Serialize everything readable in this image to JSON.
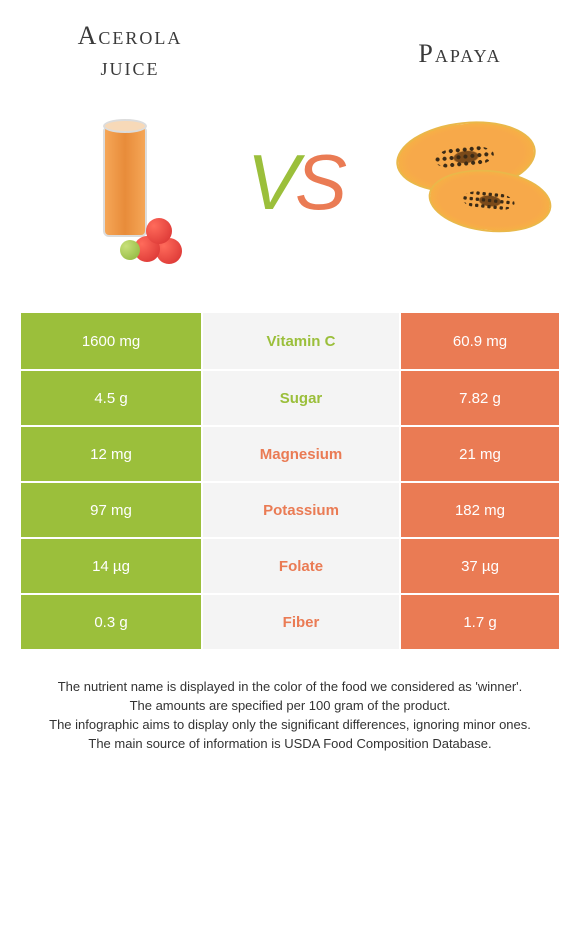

:::

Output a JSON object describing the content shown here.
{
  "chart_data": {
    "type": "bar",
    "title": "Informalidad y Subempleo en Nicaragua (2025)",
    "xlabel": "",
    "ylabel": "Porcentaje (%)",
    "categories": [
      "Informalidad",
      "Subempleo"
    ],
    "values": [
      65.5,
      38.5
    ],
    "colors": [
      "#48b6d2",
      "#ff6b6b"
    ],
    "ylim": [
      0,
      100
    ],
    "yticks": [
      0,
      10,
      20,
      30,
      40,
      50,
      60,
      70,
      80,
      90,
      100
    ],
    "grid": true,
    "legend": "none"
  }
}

:::

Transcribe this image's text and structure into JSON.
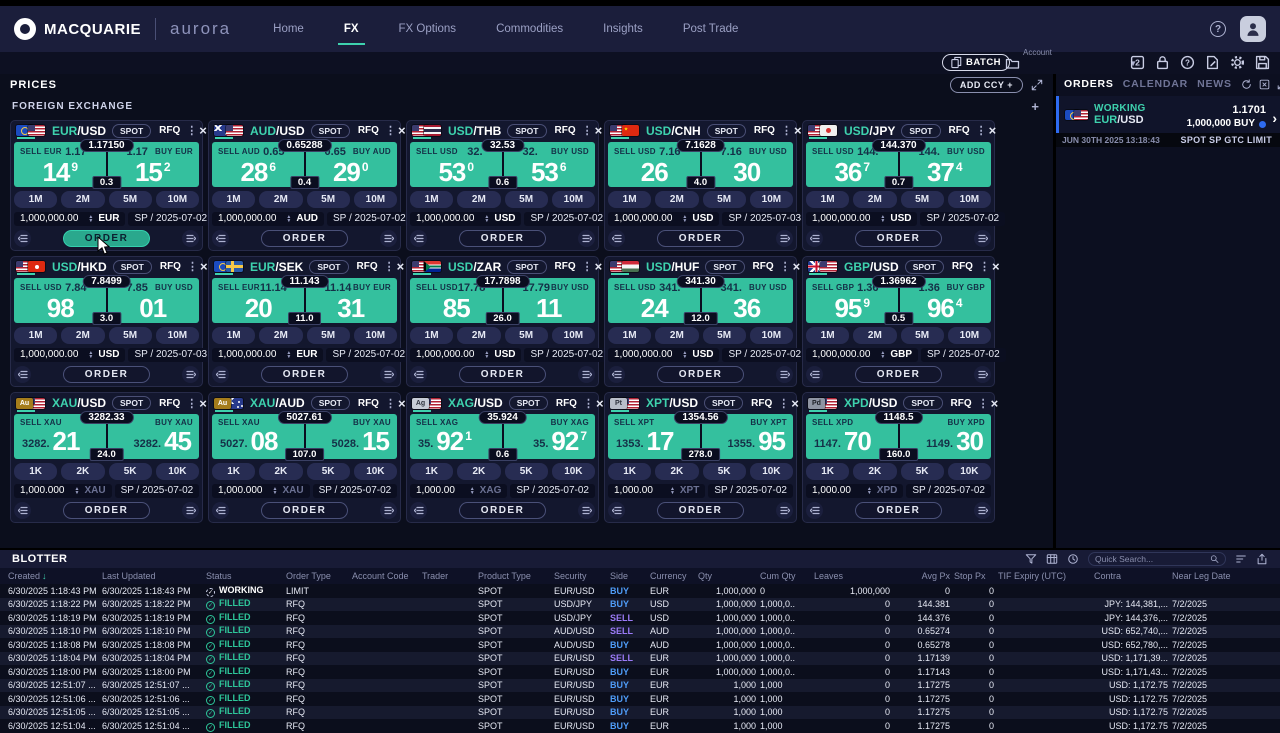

:::

Exercise goal. Wherever the string "this" appears in the entries above, list that line.

The response.
Serialize everything readable in this image to JSON.
Transcribe this image's text and structure into JSON.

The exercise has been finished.